What is needed:
Restate the whole listing word for word. Pictures are left out.
..............................
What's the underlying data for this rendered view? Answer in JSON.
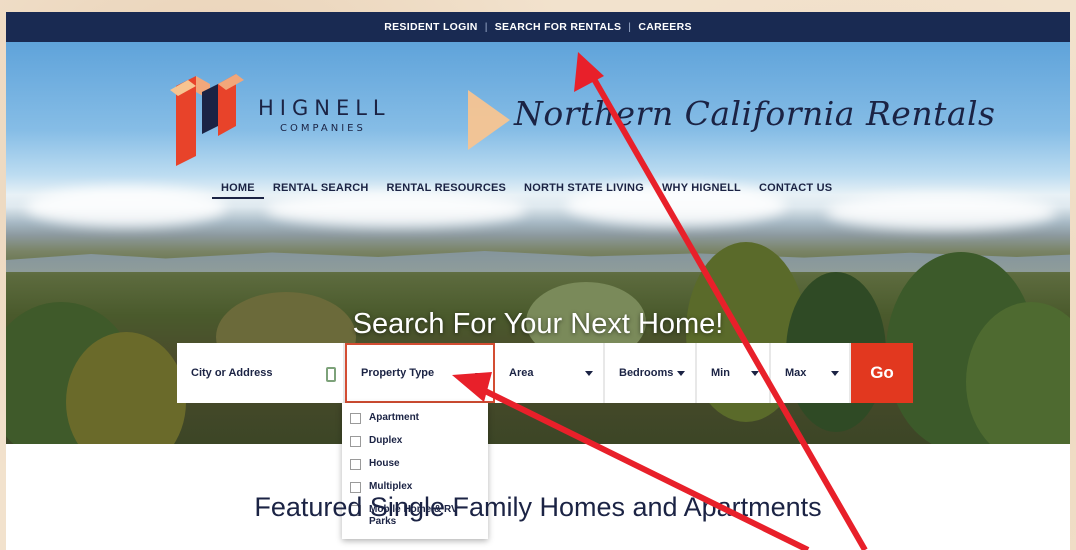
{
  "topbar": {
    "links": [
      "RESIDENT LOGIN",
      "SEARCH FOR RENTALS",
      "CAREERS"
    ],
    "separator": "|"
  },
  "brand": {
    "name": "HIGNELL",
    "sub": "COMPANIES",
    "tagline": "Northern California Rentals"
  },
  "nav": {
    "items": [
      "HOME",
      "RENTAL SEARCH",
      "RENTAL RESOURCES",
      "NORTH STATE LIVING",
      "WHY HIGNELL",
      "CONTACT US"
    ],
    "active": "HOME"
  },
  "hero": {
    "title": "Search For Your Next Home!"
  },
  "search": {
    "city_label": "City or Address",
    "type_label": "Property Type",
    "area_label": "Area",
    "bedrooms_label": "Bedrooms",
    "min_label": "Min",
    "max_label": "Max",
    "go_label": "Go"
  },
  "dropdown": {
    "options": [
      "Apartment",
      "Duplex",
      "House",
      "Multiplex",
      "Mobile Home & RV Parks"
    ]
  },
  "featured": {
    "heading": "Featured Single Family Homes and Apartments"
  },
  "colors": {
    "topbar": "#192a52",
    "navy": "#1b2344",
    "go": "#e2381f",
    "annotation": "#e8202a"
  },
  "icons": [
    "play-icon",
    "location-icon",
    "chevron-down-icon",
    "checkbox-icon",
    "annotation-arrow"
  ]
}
..............................
Reply:
What's the underlying data for this rendered view? Answer in JSON.
{
  "topbar": {
    "links": [
      "RESIDENT LOGIN",
      "SEARCH FOR RENTALS",
      "CAREERS"
    ],
    "separator": "|"
  },
  "brand": {
    "name": "HIGNELL",
    "sub": "COMPANIES",
    "tagline": "Northern California Rentals"
  },
  "nav": {
    "items": [
      "HOME",
      "RENTAL SEARCH",
      "RENTAL RESOURCES",
      "NORTH STATE LIVING",
      "WHY HIGNELL",
      "CONTACT US"
    ],
    "active": "HOME"
  },
  "hero": {
    "title": "Search For Your Next Home!"
  },
  "search": {
    "city_label": "City or Address",
    "type_label": "Property Type",
    "area_label": "Area",
    "bedrooms_label": "Bedrooms",
    "min_label": "Min",
    "max_label": "Max",
    "go_label": "Go"
  },
  "dropdown": {
    "options": [
      "Apartment",
      "Duplex",
      "House",
      "Multiplex",
      "Mobile Home & RV Parks"
    ]
  },
  "featured": {
    "heading": "Featured Single Family Homes and Apartments"
  },
  "colors": {
    "topbar": "#192a52",
    "navy": "#1b2344",
    "go": "#e2381f",
    "annotation": "#e8202a"
  },
  "icons": [
    "play-icon",
    "location-icon",
    "chevron-down-icon",
    "checkbox-icon",
    "annotation-arrow"
  ]
}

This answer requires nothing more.